*GIVEN TASK*
Check every line below for the word "triangle" and copy each one that has it.

*PROVIDED ENTRIES*
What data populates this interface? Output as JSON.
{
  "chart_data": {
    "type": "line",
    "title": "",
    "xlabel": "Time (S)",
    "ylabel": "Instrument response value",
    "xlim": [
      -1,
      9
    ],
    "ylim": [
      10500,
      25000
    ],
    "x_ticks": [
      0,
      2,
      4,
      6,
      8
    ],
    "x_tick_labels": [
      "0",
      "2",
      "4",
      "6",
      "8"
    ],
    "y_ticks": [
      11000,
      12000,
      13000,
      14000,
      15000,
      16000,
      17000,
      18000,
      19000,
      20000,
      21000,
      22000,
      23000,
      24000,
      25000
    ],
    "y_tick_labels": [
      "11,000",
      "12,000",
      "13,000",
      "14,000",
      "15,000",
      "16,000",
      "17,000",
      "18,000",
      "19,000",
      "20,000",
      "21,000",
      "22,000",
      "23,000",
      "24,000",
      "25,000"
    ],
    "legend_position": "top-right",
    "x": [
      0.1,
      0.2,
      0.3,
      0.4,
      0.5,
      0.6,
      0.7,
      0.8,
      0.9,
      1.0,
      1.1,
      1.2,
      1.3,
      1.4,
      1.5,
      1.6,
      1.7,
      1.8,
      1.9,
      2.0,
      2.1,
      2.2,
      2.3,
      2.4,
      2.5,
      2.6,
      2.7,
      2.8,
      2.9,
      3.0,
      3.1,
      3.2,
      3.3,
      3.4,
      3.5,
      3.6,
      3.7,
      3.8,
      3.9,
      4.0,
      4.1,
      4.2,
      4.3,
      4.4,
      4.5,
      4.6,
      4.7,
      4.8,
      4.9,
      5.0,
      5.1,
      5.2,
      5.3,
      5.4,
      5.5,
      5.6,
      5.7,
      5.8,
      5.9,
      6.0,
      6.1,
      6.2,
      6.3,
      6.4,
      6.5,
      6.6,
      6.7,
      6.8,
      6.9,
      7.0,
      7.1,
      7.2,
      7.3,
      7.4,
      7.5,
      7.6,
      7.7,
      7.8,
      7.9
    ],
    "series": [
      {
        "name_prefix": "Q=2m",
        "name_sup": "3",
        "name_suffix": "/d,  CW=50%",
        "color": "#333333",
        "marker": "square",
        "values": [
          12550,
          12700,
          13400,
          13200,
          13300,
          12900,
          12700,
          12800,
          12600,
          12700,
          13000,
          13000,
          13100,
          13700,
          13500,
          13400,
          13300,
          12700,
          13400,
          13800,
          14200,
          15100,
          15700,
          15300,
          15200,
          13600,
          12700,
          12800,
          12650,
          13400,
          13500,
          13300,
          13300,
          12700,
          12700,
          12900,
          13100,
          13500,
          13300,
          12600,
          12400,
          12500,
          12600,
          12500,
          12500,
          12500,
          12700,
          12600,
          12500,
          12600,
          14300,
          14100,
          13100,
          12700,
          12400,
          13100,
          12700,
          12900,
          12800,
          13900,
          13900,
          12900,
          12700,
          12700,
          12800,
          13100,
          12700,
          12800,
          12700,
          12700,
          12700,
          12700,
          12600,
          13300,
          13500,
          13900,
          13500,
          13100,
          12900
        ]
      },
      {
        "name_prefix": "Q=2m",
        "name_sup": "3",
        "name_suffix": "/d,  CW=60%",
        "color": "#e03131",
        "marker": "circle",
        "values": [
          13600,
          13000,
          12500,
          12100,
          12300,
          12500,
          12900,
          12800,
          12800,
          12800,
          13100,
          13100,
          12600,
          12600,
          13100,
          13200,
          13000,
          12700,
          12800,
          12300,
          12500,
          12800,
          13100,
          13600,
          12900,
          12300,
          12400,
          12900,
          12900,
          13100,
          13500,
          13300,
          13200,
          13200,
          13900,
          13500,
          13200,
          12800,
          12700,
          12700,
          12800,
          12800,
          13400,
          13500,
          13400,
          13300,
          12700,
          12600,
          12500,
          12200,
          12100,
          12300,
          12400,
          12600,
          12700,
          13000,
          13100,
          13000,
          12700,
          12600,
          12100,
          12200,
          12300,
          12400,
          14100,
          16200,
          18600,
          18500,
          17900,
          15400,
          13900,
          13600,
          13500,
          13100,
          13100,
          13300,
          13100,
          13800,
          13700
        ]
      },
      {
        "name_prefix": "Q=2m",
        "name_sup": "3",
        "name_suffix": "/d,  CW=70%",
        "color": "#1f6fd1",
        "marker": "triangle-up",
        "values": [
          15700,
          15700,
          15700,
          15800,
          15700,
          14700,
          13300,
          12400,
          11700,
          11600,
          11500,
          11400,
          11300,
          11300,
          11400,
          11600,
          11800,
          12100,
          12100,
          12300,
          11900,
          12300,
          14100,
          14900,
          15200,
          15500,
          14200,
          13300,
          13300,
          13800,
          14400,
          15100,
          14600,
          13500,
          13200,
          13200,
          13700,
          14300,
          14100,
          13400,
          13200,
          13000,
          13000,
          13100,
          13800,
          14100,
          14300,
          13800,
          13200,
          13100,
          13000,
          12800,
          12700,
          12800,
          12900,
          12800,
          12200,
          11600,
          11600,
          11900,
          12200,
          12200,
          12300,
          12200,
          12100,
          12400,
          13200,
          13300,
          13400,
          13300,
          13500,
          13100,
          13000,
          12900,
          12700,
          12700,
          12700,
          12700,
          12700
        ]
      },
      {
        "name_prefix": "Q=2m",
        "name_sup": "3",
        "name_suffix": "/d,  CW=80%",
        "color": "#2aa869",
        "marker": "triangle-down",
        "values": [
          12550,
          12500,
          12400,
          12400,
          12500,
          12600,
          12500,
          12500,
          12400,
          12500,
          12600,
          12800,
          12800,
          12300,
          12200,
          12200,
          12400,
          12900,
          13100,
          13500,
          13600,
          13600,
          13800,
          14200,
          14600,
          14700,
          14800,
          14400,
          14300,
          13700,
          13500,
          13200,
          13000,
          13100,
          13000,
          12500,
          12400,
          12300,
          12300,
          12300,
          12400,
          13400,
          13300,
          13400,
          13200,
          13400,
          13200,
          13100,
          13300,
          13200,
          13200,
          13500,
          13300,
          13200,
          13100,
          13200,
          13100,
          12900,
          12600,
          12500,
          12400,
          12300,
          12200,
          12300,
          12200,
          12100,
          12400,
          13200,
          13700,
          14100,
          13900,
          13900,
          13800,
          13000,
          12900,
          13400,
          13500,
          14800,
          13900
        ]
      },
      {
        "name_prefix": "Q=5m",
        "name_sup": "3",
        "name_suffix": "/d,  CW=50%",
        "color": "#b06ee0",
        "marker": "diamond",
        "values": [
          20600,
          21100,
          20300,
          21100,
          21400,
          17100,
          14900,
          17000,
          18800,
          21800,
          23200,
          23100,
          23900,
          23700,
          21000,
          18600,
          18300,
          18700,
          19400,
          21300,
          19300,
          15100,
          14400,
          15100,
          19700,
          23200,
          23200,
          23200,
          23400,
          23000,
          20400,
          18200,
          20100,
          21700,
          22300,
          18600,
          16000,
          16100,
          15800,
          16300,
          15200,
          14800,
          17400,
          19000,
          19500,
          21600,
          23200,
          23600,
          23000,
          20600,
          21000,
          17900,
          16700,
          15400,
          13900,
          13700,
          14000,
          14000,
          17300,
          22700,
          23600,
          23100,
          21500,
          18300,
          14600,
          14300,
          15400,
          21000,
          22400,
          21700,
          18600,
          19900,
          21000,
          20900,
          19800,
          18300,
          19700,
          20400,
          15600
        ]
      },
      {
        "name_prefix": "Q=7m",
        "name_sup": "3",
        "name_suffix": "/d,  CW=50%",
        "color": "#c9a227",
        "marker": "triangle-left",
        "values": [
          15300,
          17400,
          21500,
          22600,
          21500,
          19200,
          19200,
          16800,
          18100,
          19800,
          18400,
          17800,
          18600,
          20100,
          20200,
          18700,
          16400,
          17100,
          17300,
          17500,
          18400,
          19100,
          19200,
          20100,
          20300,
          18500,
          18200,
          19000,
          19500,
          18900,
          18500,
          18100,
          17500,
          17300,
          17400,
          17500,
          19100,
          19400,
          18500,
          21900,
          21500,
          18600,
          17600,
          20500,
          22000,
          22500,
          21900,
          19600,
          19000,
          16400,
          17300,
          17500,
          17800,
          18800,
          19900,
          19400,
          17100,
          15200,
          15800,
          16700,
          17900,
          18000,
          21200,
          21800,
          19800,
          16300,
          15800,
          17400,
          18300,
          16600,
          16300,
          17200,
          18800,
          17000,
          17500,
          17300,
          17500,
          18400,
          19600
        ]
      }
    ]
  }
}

*EXERCISE SOLUTION*
        "marker": "triangle-up",
        "marker": "triangle-down",
        "marker": "triangle-left",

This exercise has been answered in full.